* [Problem details] Exactly as written, quote every line that follows, skipping the images.

== == ==

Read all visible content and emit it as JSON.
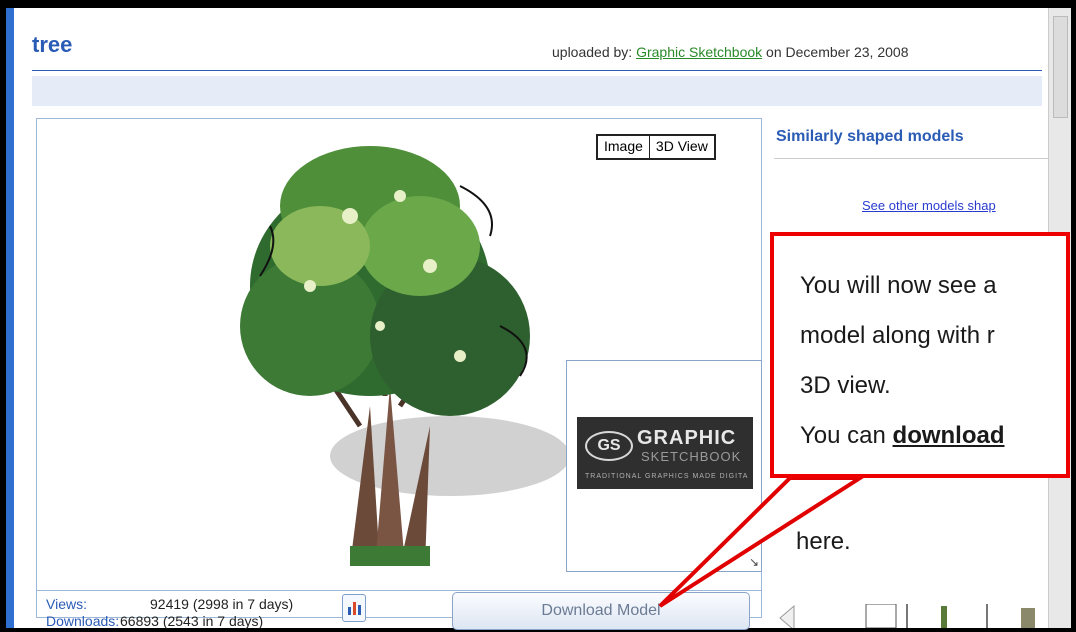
{
  "model": {
    "title": "tree",
    "uploaded_prefix": "uploaded by:",
    "uploader": "Graphic Sketchbook",
    "uploaded_suffix": "on December 23, 2008"
  },
  "view_toggle": {
    "image_label": "Image",
    "view3d_label": "3D View"
  },
  "logo": {
    "gs": "GS",
    "line1": "GRAPHIC",
    "line2": "SKETCHBOOK",
    "line3": "TRADITIONAL GRAPHICS MADE DIGITA"
  },
  "stats": {
    "views_label": "Views:",
    "views_value": "92419 (2998 in 7 days)",
    "downloads_label": "Downloads:",
    "downloads_value": "66893 (2543 in 7 days)"
  },
  "download_button": "Download Model",
  "sidebar": {
    "heading": "Similarly shaped models",
    "see_other": "See other models shap"
  },
  "callout": {
    "line1": "You will now see a",
    "line2": "model along with r",
    "line3": "3D view.",
    "line4_prefix": "You can ",
    "line4_bold": "download",
    "line5": "here."
  },
  "colors": {
    "accent": "#2a5bb5",
    "callout_border": "#e00000",
    "link_green": "#2a8a2a"
  }
}
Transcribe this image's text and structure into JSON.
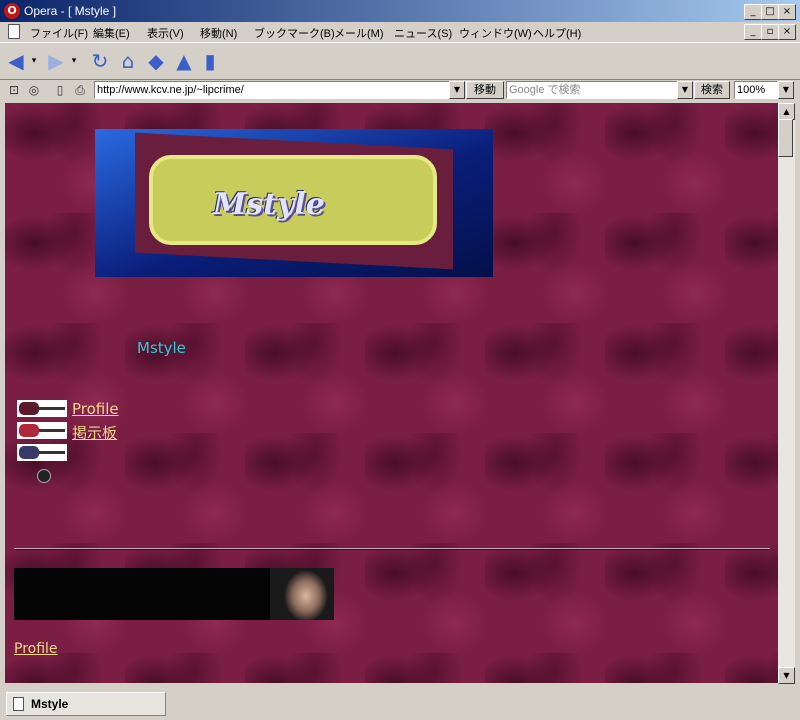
{
  "window": {
    "title": "Opera - [ Mstyle ]",
    "controls": [
      "_",
      "□",
      "×"
    ],
    "doc_controls": [
      "_",
      "▫",
      "×"
    ]
  },
  "menu": {
    "items": [
      "ファイル(F)",
      "編集(E)",
      "表示(V)",
      "移動(N)",
      "ブックマーク(B)",
      "メール(M)",
      "ニュース(S)",
      "ウィンドウ(W)",
      "ヘルプ(H)"
    ]
  },
  "address_bar": {
    "url": "http://www.kcv.ne.jp/~lipcrime/",
    "go_label": "移動"
  },
  "search_bar": {
    "placeholder": "Google で検索",
    "search_label": "検索"
  },
  "zoom": {
    "value": "100%"
  },
  "page": {
    "banner_text": "Mstyle",
    "site_title": "Mstyle",
    "nav": [
      {
        "label": "Profile"
      },
      {
        "label": "掲示板"
      },
      {
        "label": ""
      }
    ],
    "bottom_link": "Profile"
  },
  "status": {
    "tab_title": "Mstyle"
  },
  "colors": {
    "page_bg": "#7a1e44",
    "link": "#f0d88a",
    "site_title": "#33c8d8"
  }
}
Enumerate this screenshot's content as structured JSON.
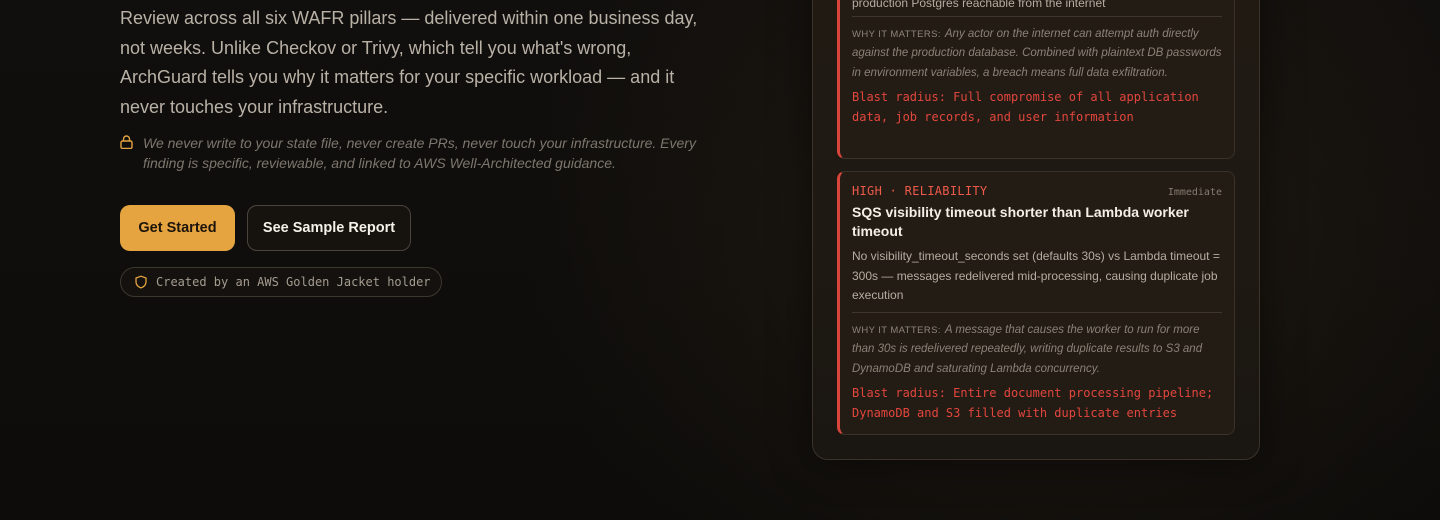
{
  "hero": {
    "description": "Review across all six WAFR pillars — delivered within one business day, not weeks. Unlike Checkov or Trivy, which tell you what's wrong, ArchGuard tells you why it matters for your specific workload — and it never touches your infrastructure.",
    "note": "We never write to your state file, never create PRs, never touch your infrastructure. Every finding is specific, reviewable, and linked to AWS Well-Architected guidance.",
    "primary_cta": "Get Started",
    "secondary_cta": "See Sample Report",
    "badge": "Created by an AWS Golden Jacket holder",
    "accent_color": "#e5a440"
  },
  "report": {
    "findings": [
      {
        "desc_partial": "production Postgres reachable from the internet",
        "why_label": "WHY IT MATTERS:",
        "why": "Any actor on the internet can attempt auth directly against the production database. Combined with plaintext DB passwords in environment variables, a breach means full data exfiltration.",
        "blast": "Blast radius: Full compromise of all application data, job records, and user information"
      },
      {
        "severity": "HIGH · RELIABILITY",
        "timing": "Immediate",
        "title": "SQS visibility timeout shorter than Lambda worker timeout",
        "desc": "No visibility_timeout_seconds set (defaults 30s) vs Lambda timeout = 300s — messages redelivered mid-processing, causing duplicate job execution",
        "why_label": "WHY IT MATTERS:",
        "why": "A message that causes the worker to run for more than 30s is redelivered repeatedly, writing duplicate results to S3 and DynamoDB and saturating Lambda concurrency.",
        "blast": "Blast radius: Entire document processing pipeline; DynamoDB and S3 filled with duplicate entries"
      }
    ],
    "severity_color": "#ef5a4a"
  }
}
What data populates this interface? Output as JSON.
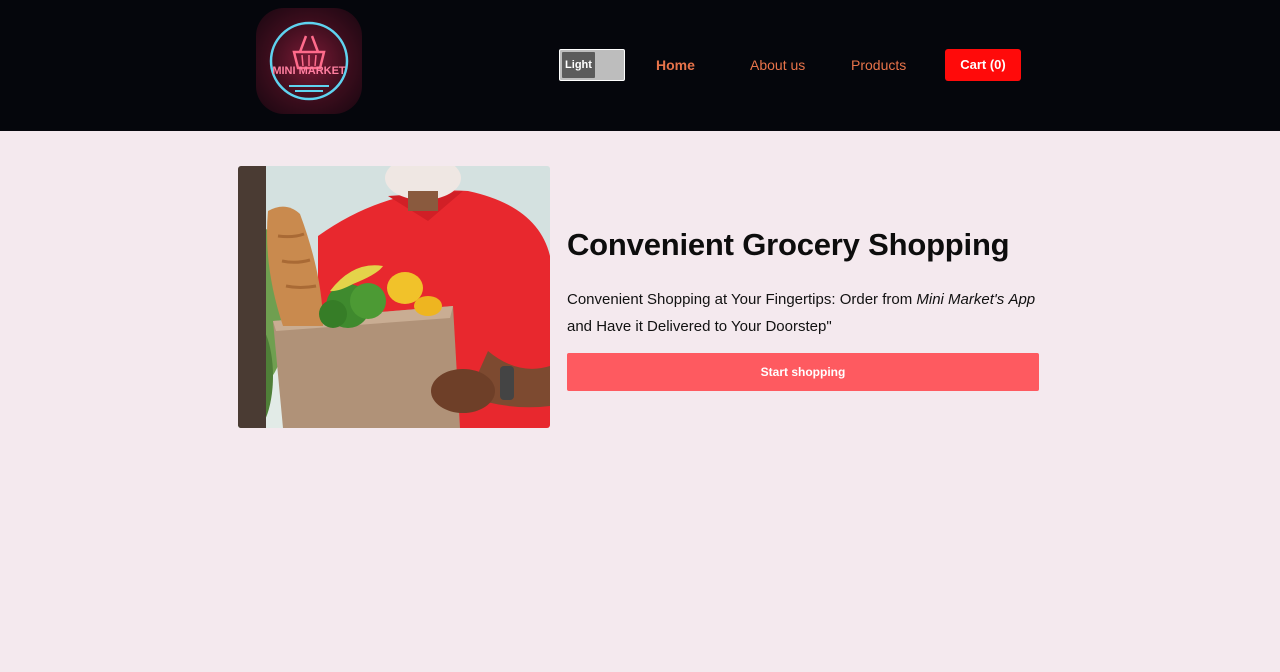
{
  "header": {
    "logo_text": "MINI MARKET",
    "theme_toggle_label": "Light",
    "nav": {
      "home": "Home",
      "about": "About us",
      "products": "Products"
    },
    "cart_label": "Cart (0)"
  },
  "hero": {
    "image_icon": "delivery-person-with-grocery-bag",
    "title": "Convenient Grocery Shopping",
    "text_part1": "Convenient Shopping at Your Fingertips: Order from ",
    "text_em1": "Mini Market's",
    "text_em2": "App",
    "text_part2": " and Have it Delivered to Your Doorstep\"",
    "button_label": "Start shopping"
  },
  "colors": {
    "header_bg": "#05060c",
    "page_bg": "#f4e9ee",
    "nav_link": "#e8734a",
    "cart_bg": "#ff0a0a",
    "primary_button": "#fe5a60"
  }
}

== == ==

* [Task response]
Read all visible content and emit it as JSON.
{
  "model": {
    "title": "tree",
    "uploaded_prefix": "uploaded by:",
    "uploader": "Graphic Sketchbook",
    "uploaded_suffix": "on December 23, 2008"
  },
  "view_toggle": {
    "image_label": "Image",
    "view3d_label": "3D View"
  },
  "logo": {
    "gs": "GS",
    "line1": "GRAPHIC",
    "line2": "SKETCHBOOK",
    "line3": "TRADITIONAL GRAPHICS MADE DIGITA"
  },
  "stats": {
    "views_label": "Views:",
    "views_value": "92419 (2998 in 7 days)",
    "downloads_label": "Downloads:",
    "downloads_value": "66893 (2543 in 7 days)"
  },
  "download_button": "Download Model",
  "sidebar": {
    "heading": "Similarly shaped models",
    "see_other": "See other models shap"
  },
  "callout": {
    "line1": "You will now see a",
    "line2": "model along with r",
    "line3": "3D view.",
    "line4_prefix": "You can ",
    "line4_bold": "download",
    "line5": "here."
  },
  "colors": {
    "accent": "#2a5bb5",
    "callout_border": "#e00000",
    "link_green": "#2a8a2a"
  }
}
Transcribe this image's text and structure into JSON.
{
  "window": {
    "title": "Opera - [ Mstyle ]",
    "controls": [
      "_",
      "□",
      "×"
    ],
    "doc_controls": [
      "_",
      "▫",
      "×"
    ]
  },
  "menu": {
    "items": [
      "ファイル(F)",
      "編集(E)",
      "表示(V)",
      "移動(N)",
      "ブックマーク(B)",
      "メール(M)",
      "ニュース(S)",
      "ウィンドウ(W)",
      "ヘルプ(H)"
    ]
  },
  "address_bar": {
    "url": "http://www.kcv.ne.jp/~lipcrime/",
    "go_label": "移動"
  },
  "search_bar": {
    "placeholder": "Google で検索",
    "search_label": "検索"
  },
  "zoom": {
    "value": "100%"
  },
  "page": {
    "banner_text": "Mstyle",
    "site_title": "Mstyle",
    "nav": [
      {
        "label": "Profile"
      },
      {
        "label": "掲示板"
      },
      {
        "label": ""
      }
    ],
    "bottom_link": "Profile"
  },
  "status": {
    "tab_title": "Mstyle"
  },
  "colors": {
    "page_bg": "#7a1e44",
    "link": "#f0d88a",
    "site_title": "#33c8d8"
  }
}
Enumerate this screenshot's content as structured JSON.
{
  "hero": {
    "description": "Review across all six WAFR pillars — delivered within one business day, not weeks. Unlike Checkov or Trivy, which tell you what's wrong, ArchGuard tells you why it matters for your specific workload — and it never touches your infrastructure.",
    "note": "We never write to your state file, never create PRs, never touch your infrastructure. Every finding is specific, reviewable, and linked to AWS Well-Architected guidance.",
    "primary_cta": "Get Started",
    "secondary_cta": "See Sample Report",
    "badge": "Created by an AWS Golden Jacket holder",
    "accent_color": "#e5a440"
  },
  "report": {
    "findings": [
      {
        "desc_partial": "production Postgres reachable from the internet",
        "why_label": "WHY IT MATTERS:",
        "why": "Any actor on the internet can attempt auth directly against the production database. Combined with plaintext DB passwords in environment variables, a breach means full data exfiltration.",
        "blast": "Blast radius: Full compromise of all application data, job records, and user information"
      },
      {
        "severity": "HIGH · RELIABILITY",
        "timing": "Immediate",
        "title": "SQS visibility timeout shorter than Lambda worker timeout",
        "desc": "No visibility_timeout_seconds set (defaults 30s) vs Lambda timeout = 300s — messages redelivered mid-processing, causing duplicate job execution",
        "why_label": "WHY IT MATTERS:",
        "why": "A message that causes the worker to run for more than 30s is redelivered repeatedly, writing duplicate results to S3 and DynamoDB and saturating Lambda concurrency.",
        "blast": "Blast radius: Entire document processing pipeline; DynamoDB and S3 filled with duplicate entries"
      }
    ],
    "severity_color": "#ef5a4a"
  }
}
What data populates this interface? Output as JSON.
{
  "header": {
    "logo_text": "MINI MARKET",
    "theme_toggle_label": "Light",
    "nav": {
      "home": "Home",
      "about": "About us",
      "products": "Products"
    },
    "cart_label": "Cart (0)"
  },
  "hero": {
    "image_icon": "delivery-person-with-grocery-bag",
    "title": "Convenient Grocery Shopping",
    "text_part1": "Convenient Shopping at Your Fingertips: Order from ",
    "text_em1": "Mini Market's",
    "text_em2": "App",
    "text_part2": " and Have it Delivered to Your Doorstep\"",
    "button_label": "Start shopping"
  },
  "colors": {
    "header_bg": "#05060c",
    "page_bg": "#f4e9ee",
    "nav_link": "#e8734a",
    "cart_bg": "#ff0a0a",
    "primary_button": "#fe5a60"
  }
}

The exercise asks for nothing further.